• Task statement: Scan the data below and pick out the lines containing the word "this".

Figure data in JSON
::::

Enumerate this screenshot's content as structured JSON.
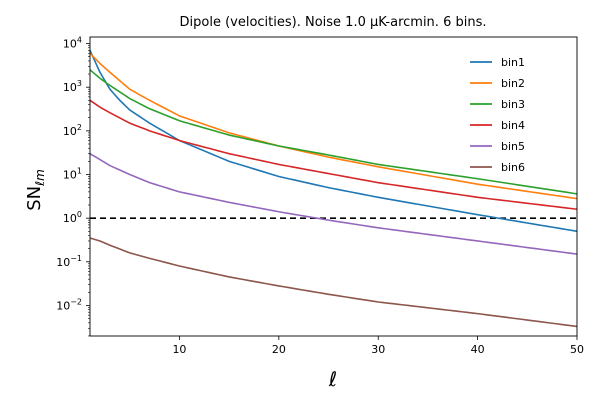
{
  "chart_data": {
    "type": "line",
    "title": "Dipole (velocities). Noise 1.0 μK-arcmin. 6 bins.",
    "xlabel": "ℓ",
    "ylabel": "SN",
    "ylabel_sub": "ℓm",
    "yscale": "log",
    "xlim": [
      1,
      50
    ],
    "ylim_exp": [
      -2.7,
      4.15
    ],
    "xticks": [
      10,
      20,
      30,
      40,
      50
    ],
    "xtick_labels": [
      "10",
      "20",
      "30",
      "40",
      "50"
    ],
    "yticks_exp": [
      -2,
      -1,
      0,
      1,
      2,
      3,
      4
    ],
    "ytick_labels": [
      {
        "base": "10",
        "exp": "−2"
      },
      {
        "base": "10",
        "exp": "−1"
      },
      {
        "base": "10",
        "exp": "0"
      },
      {
        "base": "10",
        "exp": "1"
      },
      {
        "base": "10",
        "exp": "2"
      },
      {
        "base": "10",
        "exp": "3"
      },
      {
        "base": "10",
        "exp": "4"
      }
    ],
    "reference_line": {
      "y": 1.0,
      "style": "dashed",
      "color": "#000000"
    },
    "legend_position": "top-right",
    "series": [
      {
        "name": "bin1",
        "color": "#1f77b4",
        "points": [
          [
            1,
            7000
          ],
          [
            2,
            2200
          ],
          [
            3,
            900
          ],
          [
            4,
            500
          ],
          [
            5,
            300
          ],
          [
            7,
            150
          ],
          [
            10,
            60
          ],
          [
            15,
            20
          ],
          [
            20,
            9
          ],
          [
            25,
            5
          ],
          [
            30,
            3
          ],
          [
            40,
            1.2
          ],
          [
            50,
            0.5
          ]
        ]
      },
      {
        "name": "bin2",
        "color": "#ff7f0e",
        "points": [
          [
            1,
            6000
          ],
          [
            2,
            3500
          ],
          [
            3,
            2200
          ],
          [
            5,
            900
          ],
          [
            7,
            500
          ],
          [
            10,
            220
          ],
          [
            15,
            90
          ],
          [
            20,
            45
          ],
          [
            25,
            25
          ],
          [
            30,
            15
          ],
          [
            40,
            6
          ],
          [
            50,
            2.8
          ]
        ]
      },
      {
        "name": "bin3",
        "color": "#2ca02c",
        "points": [
          [
            1,
            2500
          ],
          [
            2,
            1600
          ],
          [
            3,
            1100
          ],
          [
            5,
            550
          ],
          [
            7,
            320
          ],
          [
            10,
            170
          ],
          [
            15,
            80
          ],
          [
            20,
            45
          ],
          [
            25,
            28
          ],
          [
            30,
            17
          ],
          [
            40,
            8
          ],
          [
            50,
            3.6
          ]
        ]
      },
      {
        "name": "bin4",
        "color": "#d62728",
        "points": [
          [
            1,
            500
          ],
          [
            2,
            350
          ],
          [
            3,
            260
          ],
          [
            5,
            150
          ],
          [
            7,
            100
          ],
          [
            10,
            60
          ],
          [
            15,
            30
          ],
          [
            20,
            17
          ],
          [
            25,
            10.5
          ],
          [
            30,
            6.5
          ],
          [
            40,
            3
          ],
          [
            50,
            1.6
          ]
        ]
      },
      {
        "name": "bin5",
        "color": "#9467bd",
        "points": [
          [
            1,
            30
          ],
          [
            2,
            22
          ],
          [
            3,
            16
          ],
          [
            5,
            10
          ],
          [
            7,
            6.5
          ],
          [
            10,
            4
          ],
          [
            15,
            2.3
          ],
          [
            20,
            1.4
          ],
          [
            25,
            0.9
          ],
          [
            30,
            0.6
          ],
          [
            40,
            0.3
          ],
          [
            50,
            0.15
          ]
        ]
      },
      {
        "name": "bin6",
        "color": "#8c564b",
        "points": [
          [
            1,
            0.35
          ],
          [
            2,
            0.3
          ],
          [
            3,
            0.24
          ],
          [
            5,
            0.16
          ],
          [
            7,
            0.12
          ],
          [
            10,
            0.08
          ],
          [
            15,
            0.045
          ],
          [
            20,
            0.028
          ],
          [
            25,
            0.018
          ],
          [
            30,
            0.012
          ],
          [
            40,
            0.0065
          ],
          [
            50,
            0.0033
          ]
        ]
      }
    ]
  }
}
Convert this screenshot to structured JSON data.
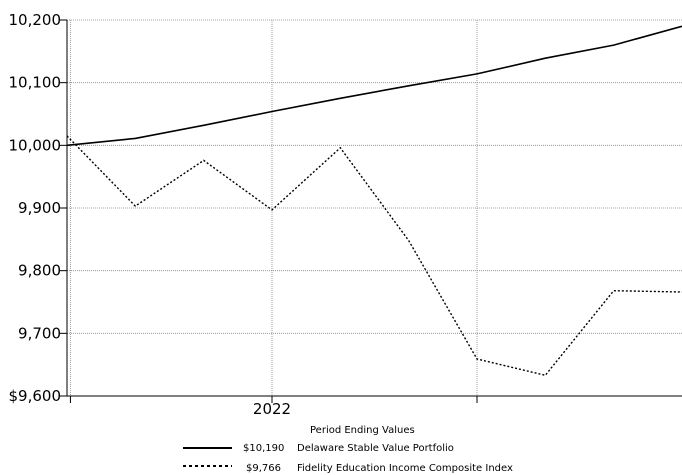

::::

• Response:
Enumerate this screenshot's content as structured JSON.
Convert this screenshot to structured JSON data.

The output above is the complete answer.